WHAT IS BEING ASKED: Report only the number of lines that hold the word "referência".

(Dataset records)
[start]

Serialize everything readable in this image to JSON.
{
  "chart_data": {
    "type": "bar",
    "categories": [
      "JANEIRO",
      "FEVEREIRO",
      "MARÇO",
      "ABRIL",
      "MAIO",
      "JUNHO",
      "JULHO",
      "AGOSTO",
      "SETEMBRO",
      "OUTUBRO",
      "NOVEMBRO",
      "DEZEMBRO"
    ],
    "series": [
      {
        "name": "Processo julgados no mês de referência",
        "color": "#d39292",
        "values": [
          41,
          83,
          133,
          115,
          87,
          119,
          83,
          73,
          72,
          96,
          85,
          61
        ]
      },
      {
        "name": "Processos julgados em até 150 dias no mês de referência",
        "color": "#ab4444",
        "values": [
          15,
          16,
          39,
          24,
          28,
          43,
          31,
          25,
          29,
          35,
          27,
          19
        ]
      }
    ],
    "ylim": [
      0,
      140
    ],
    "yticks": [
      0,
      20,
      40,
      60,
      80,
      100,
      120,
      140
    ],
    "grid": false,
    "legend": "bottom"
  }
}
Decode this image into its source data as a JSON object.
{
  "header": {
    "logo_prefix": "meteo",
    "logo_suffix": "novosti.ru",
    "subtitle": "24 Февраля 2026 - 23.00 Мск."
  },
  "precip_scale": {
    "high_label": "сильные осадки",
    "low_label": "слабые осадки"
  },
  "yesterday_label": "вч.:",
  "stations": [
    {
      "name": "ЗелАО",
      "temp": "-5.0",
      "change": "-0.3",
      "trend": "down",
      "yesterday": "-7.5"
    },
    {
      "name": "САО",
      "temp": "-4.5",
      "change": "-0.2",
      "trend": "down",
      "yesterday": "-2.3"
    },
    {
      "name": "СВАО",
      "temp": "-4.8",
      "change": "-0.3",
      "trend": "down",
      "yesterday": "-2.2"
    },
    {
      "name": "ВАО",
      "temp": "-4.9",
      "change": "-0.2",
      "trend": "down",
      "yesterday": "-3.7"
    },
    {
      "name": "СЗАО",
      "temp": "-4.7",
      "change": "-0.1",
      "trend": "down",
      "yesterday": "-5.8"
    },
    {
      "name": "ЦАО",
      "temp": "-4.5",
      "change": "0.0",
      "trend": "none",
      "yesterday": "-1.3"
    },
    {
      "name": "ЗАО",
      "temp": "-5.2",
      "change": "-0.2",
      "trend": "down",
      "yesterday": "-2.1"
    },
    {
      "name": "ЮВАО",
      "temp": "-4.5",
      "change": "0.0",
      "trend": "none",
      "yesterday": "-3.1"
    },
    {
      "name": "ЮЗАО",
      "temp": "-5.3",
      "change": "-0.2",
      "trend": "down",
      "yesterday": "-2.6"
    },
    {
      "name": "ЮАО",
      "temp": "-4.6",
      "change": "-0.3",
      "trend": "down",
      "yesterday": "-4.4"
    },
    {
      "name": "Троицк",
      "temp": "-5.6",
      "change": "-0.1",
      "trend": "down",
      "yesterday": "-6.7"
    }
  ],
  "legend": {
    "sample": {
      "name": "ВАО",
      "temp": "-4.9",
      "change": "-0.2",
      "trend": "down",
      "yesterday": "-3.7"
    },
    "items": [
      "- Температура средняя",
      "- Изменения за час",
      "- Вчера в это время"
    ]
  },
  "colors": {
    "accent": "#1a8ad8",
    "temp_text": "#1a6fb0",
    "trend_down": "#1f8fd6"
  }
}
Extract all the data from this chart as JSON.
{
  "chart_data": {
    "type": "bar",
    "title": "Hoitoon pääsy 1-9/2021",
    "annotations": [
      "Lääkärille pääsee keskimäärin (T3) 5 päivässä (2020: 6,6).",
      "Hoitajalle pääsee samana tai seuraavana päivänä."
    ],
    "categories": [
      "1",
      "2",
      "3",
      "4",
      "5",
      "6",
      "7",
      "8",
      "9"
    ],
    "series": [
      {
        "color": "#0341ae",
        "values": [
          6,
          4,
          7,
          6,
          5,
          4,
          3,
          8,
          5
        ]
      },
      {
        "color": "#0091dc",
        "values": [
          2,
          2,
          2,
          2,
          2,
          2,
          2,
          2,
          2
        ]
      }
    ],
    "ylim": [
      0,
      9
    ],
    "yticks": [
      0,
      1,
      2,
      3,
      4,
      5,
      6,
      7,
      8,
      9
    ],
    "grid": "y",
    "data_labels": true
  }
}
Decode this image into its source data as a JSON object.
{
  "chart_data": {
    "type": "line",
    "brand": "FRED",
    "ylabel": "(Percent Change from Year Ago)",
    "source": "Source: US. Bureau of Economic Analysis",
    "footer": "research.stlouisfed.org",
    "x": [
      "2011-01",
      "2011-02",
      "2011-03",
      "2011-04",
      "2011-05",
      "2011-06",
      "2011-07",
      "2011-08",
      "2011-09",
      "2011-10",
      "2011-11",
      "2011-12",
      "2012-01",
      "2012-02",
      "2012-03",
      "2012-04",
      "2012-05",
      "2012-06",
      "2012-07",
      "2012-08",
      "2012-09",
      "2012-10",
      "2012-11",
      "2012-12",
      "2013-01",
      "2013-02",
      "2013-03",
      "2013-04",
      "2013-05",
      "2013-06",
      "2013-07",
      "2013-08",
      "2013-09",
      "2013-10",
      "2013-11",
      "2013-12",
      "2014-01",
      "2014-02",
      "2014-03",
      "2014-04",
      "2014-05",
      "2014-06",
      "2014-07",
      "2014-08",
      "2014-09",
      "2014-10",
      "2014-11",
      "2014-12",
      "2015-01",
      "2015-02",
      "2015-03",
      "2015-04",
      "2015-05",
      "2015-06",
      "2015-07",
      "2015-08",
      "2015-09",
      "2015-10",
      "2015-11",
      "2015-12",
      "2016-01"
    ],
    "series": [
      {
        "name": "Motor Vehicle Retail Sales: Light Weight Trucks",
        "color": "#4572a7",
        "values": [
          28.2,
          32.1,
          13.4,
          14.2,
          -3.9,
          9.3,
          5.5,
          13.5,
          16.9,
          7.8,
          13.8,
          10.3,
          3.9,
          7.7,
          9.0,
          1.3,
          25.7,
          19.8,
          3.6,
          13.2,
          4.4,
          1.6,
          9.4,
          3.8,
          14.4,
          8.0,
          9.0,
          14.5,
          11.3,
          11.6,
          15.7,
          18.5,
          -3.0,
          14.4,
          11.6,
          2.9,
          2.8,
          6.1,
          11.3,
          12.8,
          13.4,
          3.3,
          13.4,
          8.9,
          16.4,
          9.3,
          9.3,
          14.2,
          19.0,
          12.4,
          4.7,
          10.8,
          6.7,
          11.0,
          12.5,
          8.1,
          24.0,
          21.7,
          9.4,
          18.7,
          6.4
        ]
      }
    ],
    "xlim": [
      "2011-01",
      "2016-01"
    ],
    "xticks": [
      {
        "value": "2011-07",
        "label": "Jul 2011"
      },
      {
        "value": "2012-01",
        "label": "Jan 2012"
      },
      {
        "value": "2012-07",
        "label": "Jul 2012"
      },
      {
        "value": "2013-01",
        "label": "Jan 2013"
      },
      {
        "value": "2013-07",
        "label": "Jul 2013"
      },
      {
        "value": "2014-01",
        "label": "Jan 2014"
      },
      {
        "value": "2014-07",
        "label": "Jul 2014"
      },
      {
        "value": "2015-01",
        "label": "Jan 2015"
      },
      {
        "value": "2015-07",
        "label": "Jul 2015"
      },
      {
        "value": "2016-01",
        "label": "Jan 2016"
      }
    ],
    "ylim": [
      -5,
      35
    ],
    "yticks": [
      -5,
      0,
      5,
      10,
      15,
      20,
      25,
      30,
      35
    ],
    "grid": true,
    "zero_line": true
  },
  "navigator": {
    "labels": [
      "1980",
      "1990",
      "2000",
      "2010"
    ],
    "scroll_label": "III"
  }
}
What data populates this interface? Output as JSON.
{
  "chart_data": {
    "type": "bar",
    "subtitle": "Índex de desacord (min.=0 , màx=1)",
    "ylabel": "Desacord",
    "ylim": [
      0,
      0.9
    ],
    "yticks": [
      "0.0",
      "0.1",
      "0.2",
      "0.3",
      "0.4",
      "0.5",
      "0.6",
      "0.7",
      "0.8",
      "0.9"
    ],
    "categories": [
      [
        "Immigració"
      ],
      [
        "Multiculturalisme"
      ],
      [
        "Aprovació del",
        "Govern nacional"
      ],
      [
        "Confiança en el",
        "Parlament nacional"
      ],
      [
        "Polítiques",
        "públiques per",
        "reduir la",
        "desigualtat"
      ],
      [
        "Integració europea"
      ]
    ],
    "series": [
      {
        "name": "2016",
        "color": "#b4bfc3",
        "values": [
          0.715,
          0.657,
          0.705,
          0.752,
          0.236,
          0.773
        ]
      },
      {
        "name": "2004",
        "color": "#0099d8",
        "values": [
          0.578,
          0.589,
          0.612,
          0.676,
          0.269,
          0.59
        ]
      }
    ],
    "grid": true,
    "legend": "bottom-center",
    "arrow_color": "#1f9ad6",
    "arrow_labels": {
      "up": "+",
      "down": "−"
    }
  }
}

[end]

RESULT OF THIS TASK: 2